◆ Exercise task ◆
Copy every record below exactly as written, but leave out the pictures.

◆ Dataset entries ◆
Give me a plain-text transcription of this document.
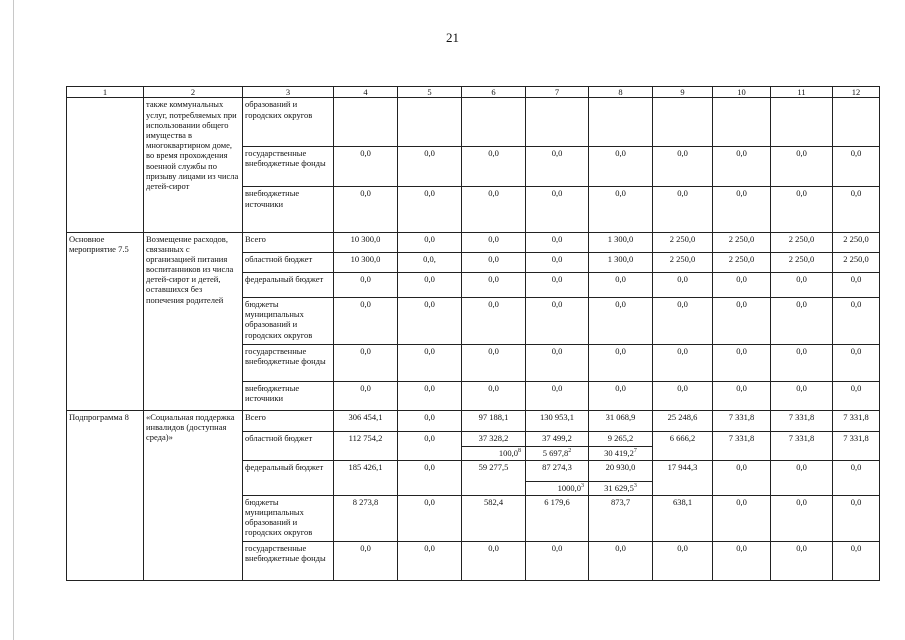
21
1	2	3	4	5	6	7	8	9	10	11	12
	также коммунальных услуг, потребляемых при использовании общего имущества в многоквартирном доме, во время прохождения военной службы по призыву лицами из числа детей-сирот	образований и городских округов									
		государственные внебюджетные фонды	0,0	0,0	0,0	0,0	0,0	0,0	0,0	0,0	0,0
		внебюджетные источники	0,0	0,0	0,0	0,0	0,0	0,0	0,0	0,0	0,0
Основное мероприятие 7.5	Возмещение расходов, связанных с организацией питания воспитанников из числа детей-сирот и детей, оставшихся без попечения родителей	Всего	10 300,0	0,0	0,0	0,0	1 300,0	2 250,0	2 250,0	2 250,0	2 250,0
		областной бюджет	10 300,0	0,0,	0,0	0,0	1 300,0	2 250,0	2 250,0	2 250,0	2 250,0
		федеральный бюджет	0,0	0,0	0,0	0,0	0,0	0,0	0,0	0,0	0,0
		бюджеты муниципальных образований и городских округов	0,0	0,0	0,0	0,0	0,0	0,0	0,0	0,0	0,0
		государственные внебюджетные фонды	0,0	0,0	0,0	0,0	0,0	0,0	0,0	0,0	0,0
		внебюджетные источники	0,0	0,0	0,0	0,0	0,0	0,0	0,0	0,0	0,0
Подпрограмма 8	«Социальная поддержка инвалидов (доступная среда)»	Всего	306 454,1	0,0	97 188,1	130 953,1	31 068,9	25 248,6	7 331,8	7 331,8	7 331,8
		областной бюджет	112 754,2	0,0	37 328,2	37 499,2	9 265,2	6 666,2	7 331,8	7 331,8	7 331,8
					100,0$^8$	5 697,8$^2$	30 419,2$^7$
		федеральный бюджет	185 426,1	0,0	59 277,5	87 274,3	20 930,0	17 944,3	0,0	0,0	0,0
						1000,0$^3$	31 629,5$^3$
		бюджеты муниципальных образований и городских округов	8 273,8	0,0	582,4	6 179,6	873,7	638,1	0,0	0,0	0,0
		государственные внебюджетные фонды	0,0	0,0	0,0	0,0	0,0	0,0	0,0	0,0	0,0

◆ Result of the task ◆
Give me a plain-text transcription of this document.
21
1	2	3	4	5	6	7	8	9	10	11	12
	также коммунальных услуг, потребляемых при использовании общего имущества в многоквартирном доме, во время прохождения военной службы по призыву лицами из числа детей-сирот	образований и городских округов									
		государственные внебюджетные фонды	0,0	0,0	0,0	0,0	0,0	0,0	0,0	0,0	0,0
		внебюджетные источники	0,0	0,0	0,0	0,0	0,0	0,0	0,0	0,0	0,0
Основное мероприятие 7.5	Возмещение расходов, связанных с организацией питания воспитанников из числа детей-сирот и детей, оставшихся без попечения родителей	Всего	10 300,0	0,0	0,0	0,0	1 300,0	2 250,0	2 250,0	2 250,0	2 250,0
		областной бюджет	10 300,0	0,0,	0,0	0,0	1 300,0	2 250,0	2 250,0	2 250,0	2 250,0
		федеральный бюджет	0,0	0,0	0,0	0,0	0,0	0,0	0,0	0,0	0,0
		бюджеты муниципальных образований и городских округов	0,0	0,0	0,0	0,0	0,0	0,0	0,0	0,0	0,0
		государственные внебюджетные фонды	0,0	0,0	0,0	0,0	0,0	0,0	0,0	0,0	0,0
		внебюджетные источники	0,0	0,0	0,0	0,0	0,0	0,0	0,0	0,0	0,0
Подпрограмма 8	«Социальная поддержка инвалидов (доступная среда)»	Всего	306 454,1	0,0	97 188,1	130 953,1	31 068,9	25 248,6	7 331,8	7 331,8	7 331,8
		областной бюджет	112 754,2	0,0	37 328,2	37 499,2	9 265,2	6 666,2	7 331,8	7 331,8	7 331,8
					100,0$^8$	5 697,8$^2$	30 419,2$^7$
		федеральный бюджет	185 426,1	0,0	59 277,5	87 274,3	20 930,0	17 944,3	0,0	0,0	0,0
						1000,0$^3$	31 629,5$^3$
		бюджеты муниципальных образований и городских округов	8 273,8	0,0	582,4	6 179,6	873,7	638,1	0,0	0,0	0,0
		государственные внебюджетные фонды	0,0	0,0	0,0	0,0	0,0	0,0	0,0	0,0	0,0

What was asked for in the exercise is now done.